**Document passage**.
The pertinent coverage language in the three Utica Mutual Insurance Company primary policies is as follows: "The company will pay on behalf of the insured all sums which the insured shall become legally obligated to pay as damages because of [¶] A. bodily injury . . . to which this insurance applies caused by an occurrence, and the company shall have the right and duty to defend any suit against the insured seeking damages on account of such bodily injury . . . , even if any of the allegations of the suit are groundless, false or fraudulent, and may make such investigation and settlement of any claim or suit as it deems expedient, but the company shall not be obligated to pay any claim or judgment or to defend any suit after the applicable limit of the company's liability has been exhausted by payment of judgments or settlements." The term "occurrence" is defined as follow, '"[O]ccurrence means an accident, including continuous or repeated exposure to conditions, which results in bodily injury . . . neither expected nor intended from the standpoint of the insured [.]"
In addition to the primary policies, Utica Mutual Insurance Company issued commercial umbrella liability policies for each of the policy years at issue. The occurrence limit is $25 million. The aggregate limit is $25 million. The underlying coverage insurance is identified as Utica Mutual insurance Company policy No. GLA25439, the underlying primary policies described above.

(Document layout analysis rows)
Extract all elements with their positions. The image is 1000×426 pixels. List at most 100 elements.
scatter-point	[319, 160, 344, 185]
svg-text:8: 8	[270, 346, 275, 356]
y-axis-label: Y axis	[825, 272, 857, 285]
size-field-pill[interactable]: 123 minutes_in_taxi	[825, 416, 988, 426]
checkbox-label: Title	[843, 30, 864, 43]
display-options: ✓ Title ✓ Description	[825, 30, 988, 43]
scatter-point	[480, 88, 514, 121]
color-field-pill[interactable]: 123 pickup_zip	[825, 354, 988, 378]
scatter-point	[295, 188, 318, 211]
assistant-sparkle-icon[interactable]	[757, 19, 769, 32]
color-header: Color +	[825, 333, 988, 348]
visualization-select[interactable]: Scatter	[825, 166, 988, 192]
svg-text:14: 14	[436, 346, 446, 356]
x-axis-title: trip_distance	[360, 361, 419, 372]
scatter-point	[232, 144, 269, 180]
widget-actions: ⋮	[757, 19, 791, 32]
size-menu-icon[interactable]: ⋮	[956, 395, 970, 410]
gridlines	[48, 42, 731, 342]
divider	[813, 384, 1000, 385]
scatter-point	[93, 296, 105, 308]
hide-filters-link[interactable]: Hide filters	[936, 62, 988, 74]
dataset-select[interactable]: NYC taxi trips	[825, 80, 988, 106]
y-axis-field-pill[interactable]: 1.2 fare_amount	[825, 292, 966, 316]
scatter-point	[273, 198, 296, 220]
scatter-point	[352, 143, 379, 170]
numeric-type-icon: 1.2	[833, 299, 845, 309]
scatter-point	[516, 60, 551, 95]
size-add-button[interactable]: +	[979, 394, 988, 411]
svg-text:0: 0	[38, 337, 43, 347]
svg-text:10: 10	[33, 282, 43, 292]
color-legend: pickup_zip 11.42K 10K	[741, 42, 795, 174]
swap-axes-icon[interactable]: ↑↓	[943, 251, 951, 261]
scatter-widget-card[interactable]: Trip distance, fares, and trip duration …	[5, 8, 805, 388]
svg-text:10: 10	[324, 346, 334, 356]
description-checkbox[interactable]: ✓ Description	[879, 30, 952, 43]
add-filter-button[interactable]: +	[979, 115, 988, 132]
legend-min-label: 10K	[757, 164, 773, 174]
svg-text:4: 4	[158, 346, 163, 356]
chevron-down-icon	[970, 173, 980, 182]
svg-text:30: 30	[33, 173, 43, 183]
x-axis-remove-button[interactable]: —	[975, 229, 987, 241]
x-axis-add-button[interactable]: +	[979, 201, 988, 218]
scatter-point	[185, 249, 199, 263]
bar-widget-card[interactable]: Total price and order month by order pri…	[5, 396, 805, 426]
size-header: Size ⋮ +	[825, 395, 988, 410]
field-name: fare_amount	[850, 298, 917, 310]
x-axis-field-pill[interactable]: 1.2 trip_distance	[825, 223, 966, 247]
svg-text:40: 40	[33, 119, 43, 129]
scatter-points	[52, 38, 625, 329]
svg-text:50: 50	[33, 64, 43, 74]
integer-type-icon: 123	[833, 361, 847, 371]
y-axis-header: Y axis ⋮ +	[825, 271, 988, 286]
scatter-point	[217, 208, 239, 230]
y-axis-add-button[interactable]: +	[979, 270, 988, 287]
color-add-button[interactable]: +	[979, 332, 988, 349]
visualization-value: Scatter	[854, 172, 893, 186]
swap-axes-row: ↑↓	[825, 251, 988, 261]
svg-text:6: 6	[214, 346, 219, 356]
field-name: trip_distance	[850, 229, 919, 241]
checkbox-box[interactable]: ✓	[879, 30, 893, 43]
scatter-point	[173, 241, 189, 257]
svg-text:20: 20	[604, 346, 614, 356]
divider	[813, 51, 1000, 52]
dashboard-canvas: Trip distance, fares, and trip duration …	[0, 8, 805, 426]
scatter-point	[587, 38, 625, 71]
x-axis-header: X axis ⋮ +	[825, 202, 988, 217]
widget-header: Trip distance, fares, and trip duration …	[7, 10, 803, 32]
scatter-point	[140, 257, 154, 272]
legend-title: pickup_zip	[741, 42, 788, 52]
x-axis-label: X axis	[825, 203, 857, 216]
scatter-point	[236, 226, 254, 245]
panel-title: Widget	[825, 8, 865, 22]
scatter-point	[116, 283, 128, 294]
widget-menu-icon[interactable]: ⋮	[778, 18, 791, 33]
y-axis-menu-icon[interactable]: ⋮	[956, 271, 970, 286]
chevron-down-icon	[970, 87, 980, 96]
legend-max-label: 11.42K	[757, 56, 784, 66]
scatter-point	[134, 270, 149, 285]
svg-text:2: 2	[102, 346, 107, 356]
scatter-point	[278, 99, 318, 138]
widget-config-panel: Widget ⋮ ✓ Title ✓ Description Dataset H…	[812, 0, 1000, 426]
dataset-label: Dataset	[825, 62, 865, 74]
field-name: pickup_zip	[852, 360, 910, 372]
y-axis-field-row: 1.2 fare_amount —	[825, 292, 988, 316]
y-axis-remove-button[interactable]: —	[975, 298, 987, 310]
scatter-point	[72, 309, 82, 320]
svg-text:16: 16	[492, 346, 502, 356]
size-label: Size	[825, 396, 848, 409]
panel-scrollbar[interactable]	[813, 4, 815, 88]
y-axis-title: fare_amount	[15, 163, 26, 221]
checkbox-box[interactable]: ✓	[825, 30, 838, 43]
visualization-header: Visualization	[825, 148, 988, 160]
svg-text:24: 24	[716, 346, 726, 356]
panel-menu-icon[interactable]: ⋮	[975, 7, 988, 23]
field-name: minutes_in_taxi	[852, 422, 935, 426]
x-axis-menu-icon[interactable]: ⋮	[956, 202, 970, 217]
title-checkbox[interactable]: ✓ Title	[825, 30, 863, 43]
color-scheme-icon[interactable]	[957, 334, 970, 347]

**Tasks and exercises**.
1 > In the insurance coverage passage, reproduce the stretch from "In addition to" through "policies described above.", substituting "excess" for "umbrella".
2 > According to the insurance coverage passage, the company must defend a suit even if its allegations have certain qualities. List every word the passage uses to describe those allegations.
3 > Continue the insurance coverage passage from the point where it stops.

**Task responses**.
1 >
In addition to the primary policies, Utica Mutual Insurance Company issued commercial excess liability policies for each of the policy years at issue. The occurrence limit is $25 million. The aggregate limit is $25 million. The underlying coverage insurance is identified as Utica Mutual insurance Company policy No. GLA25439, the underlying primary policies described above.

2 > groundless, false, fraudulent

3 >
Defendant identifies two excess policies that are at issue. The policies were issued by The Aetna Casualty and Surety Company. The first policy was in effect from January 1, 1981, to January 1, 1982, and is policy No. 45XN54WCA. The second policy was in effect from January 1, 1982, through January 1, 1983, and is policy No. 45XN60WCA. Both policies are entitled, "Excess Overlayer Indemnity Policy." Section 1 of the two policies identifies the limits of liability. The limits of liability for each of defendants' two policies or $25 million for each occurrence. In addition, section 1 of the two policies states each underlying policy has a $25 million aggregate annual limit of liability.
The indemnification language at issue is set forth in section 2 of the policies as follows: "[Defendant] will indemnify the INSURED against EXCESS NET LOSS arising out of an accident or occurrence during the policy period, subject to the limits of liability stated in Section 1. and to all of the terms of this policy. [¶] 'INSURED' means any person or organization who qualifies as an Insured under the terms of the Controlling Underlying Insurance. [¶] 'EXCESS NET LOSS' means that part of the total of all sums which the INSURED becomes legally obligated to pay or has paid, as damages on account of any one accident or occurrence, and which would be covered by the terms of the Controlling Underlying Insurance, if written without any limit of liability, less realized recoveries and salvages, which is in excess of any self-insured retention and the total of the applicable limits of liability of all policies described in Section 3. Schedule of Underlying Insurance; whether or not such policies are in force. [¶] Loss shall not include any costs or expense in connection with the investigation or defense of claims or suits, or interest on any judgment which accrues after entry of the judgment."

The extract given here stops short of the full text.